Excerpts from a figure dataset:
+++++

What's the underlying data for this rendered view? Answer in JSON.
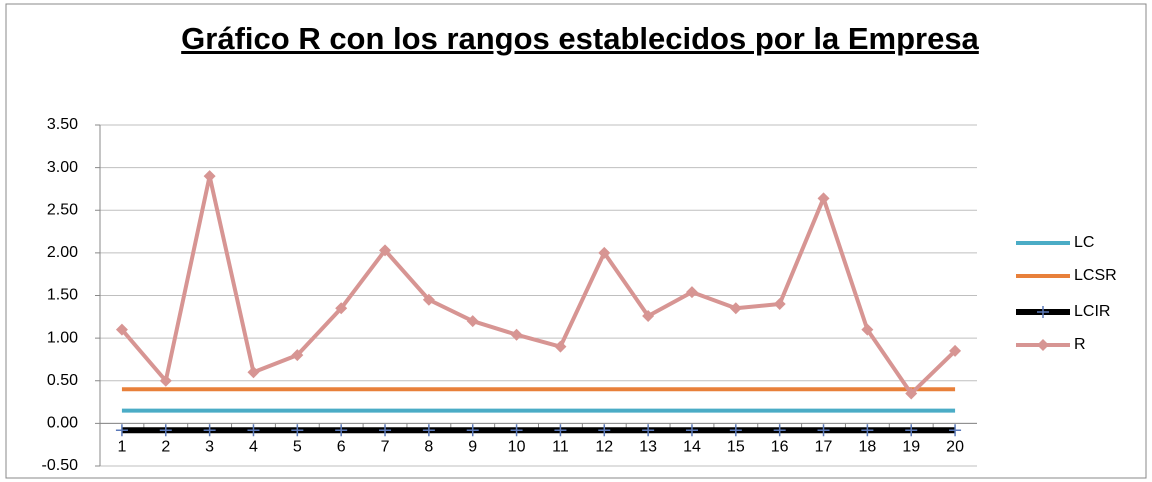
{
  "chart_data": {
    "type": "line",
    "title": "Gráfico R con los rangos establecidos por la Empresa",
    "categories": [
      "1",
      "2",
      "3",
      "4",
      "5",
      "6",
      "7",
      "8",
      "9",
      "10",
      "11",
      "12",
      "13",
      "14",
      "15",
      "16",
      "17",
      "18",
      "19",
      "20"
    ],
    "series": [
      {
        "name": "LC",
        "color": "#4bacc6",
        "marker": "none",
        "values": [
          0.15,
          0.15,
          0.15,
          0.15,
          0.15,
          0.15,
          0.15,
          0.15,
          0.15,
          0.15,
          0.15,
          0.15,
          0.15,
          0.15,
          0.15,
          0.15,
          0.15,
          0.15,
          0.15,
          0.15
        ]
      },
      {
        "name": "LCSR",
        "color": "#e8803a",
        "marker": "none",
        "values": [
          0.4,
          0.4,
          0.4,
          0.4,
          0.4,
          0.4,
          0.4,
          0.4,
          0.4,
          0.4,
          0.4,
          0.4,
          0.4,
          0.4,
          0.4,
          0.4,
          0.4,
          0.4,
          0.4,
          0.4
        ]
      },
      {
        "name": "LCIR",
        "color": "#000000",
        "marker": "plus",
        "values": [
          -0.08,
          -0.08,
          -0.08,
          -0.08,
          -0.08,
          -0.08,
          -0.08,
          -0.08,
          -0.08,
          -0.08,
          -0.08,
          -0.08,
          -0.08,
          -0.08,
          -0.08,
          -0.08,
          -0.08,
          -0.08,
          -0.08,
          -0.08
        ]
      },
      {
        "name": "R",
        "color": "#d79593",
        "marker": "diamond",
        "values": [
          1.1,
          0.5,
          2.9,
          0.6,
          0.8,
          1.35,
          2.03,
          1.45,
          1.2,
          1.04,
          0.9,
          2.0,
          1.26,
          1.54,
          1.35,
          1.4,
          2.64,
          1.1,
          0.35,
          0.85
        ]
      }
    ],
    "ylim": [
      -0.5,
      3.5
    ],
    "yticks": [
      {
        "value": -0.5,
        "label": "-0.50"
      },
      {
        "value": 0,
        "label": "0.00"
      },
      {
        "value": 0.5,
        "label": "0.50"
      },
      {
        "value": 1,
        "label": "1.00"
      },
      {
        "value": 1.5,
        "label": "1.50"
      },
      {
        "value": 2,
        "label": "2.00"
      },
      {
        "value": 2.5,
        "label": "2.50"
      },
      {
        "value": 3,
        "label": "3.00"
      },
      {
        "value": 3.5,
        "label": "3.50"
      }
    ],
    "grid": true,
    "legend": "right"
  }
}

+++++

--- OBJECTIVE ---
Looking at the records above, work out how many lines include the word "color", then give that number by itself.

--- EXERCISE OUTPUT ---
4